**What the task asks:**
Nothing in the records may be left out or altered; reproduce them all exactly.

Lines of data

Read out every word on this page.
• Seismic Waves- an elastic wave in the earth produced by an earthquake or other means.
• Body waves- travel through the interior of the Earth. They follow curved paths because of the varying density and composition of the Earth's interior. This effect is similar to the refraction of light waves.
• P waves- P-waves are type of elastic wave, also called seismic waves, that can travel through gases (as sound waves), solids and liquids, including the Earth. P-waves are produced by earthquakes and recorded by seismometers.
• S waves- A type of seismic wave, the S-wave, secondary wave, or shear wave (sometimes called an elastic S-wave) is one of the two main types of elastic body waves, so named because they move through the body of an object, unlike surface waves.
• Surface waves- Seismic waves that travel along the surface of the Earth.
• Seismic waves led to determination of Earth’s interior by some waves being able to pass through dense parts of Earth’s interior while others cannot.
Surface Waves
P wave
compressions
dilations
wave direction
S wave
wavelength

**Correct output:**
Read out every word on this page.
• Seismic Waves- an elastic wave in the earth produced by an earthquake or other means.
• Body waves- travel through the interior of the Earth. They follow curved paths because of the varying density and composition of the Earth's interior. This effect is similar to the refraction of light waves.
• P waves- P-waves are type of elastic wave, also called seismic waves, that can travel through gases (as sound waves), solids and liquids, including the Earth. P-waves are produced by earthquakes and recorded by seismometers.
• S waves- A type of seismic wave, the S-wave, secondary wave, or shear wave (sometimes called an elastic S-wave) is one of the two main types of elastic body waves, so named because they move through the body of an object, unlike surface waves.
• Surface waves- Seismic waves that travel along the surface of the Earth.
• Seismic waves led to determination of Earth’s interior by some waves being able to pass through dense parts of Earth’s interior while others cannot.
Surface Waves
P wave
compressions
dilations
wave direction
S wave
wavelength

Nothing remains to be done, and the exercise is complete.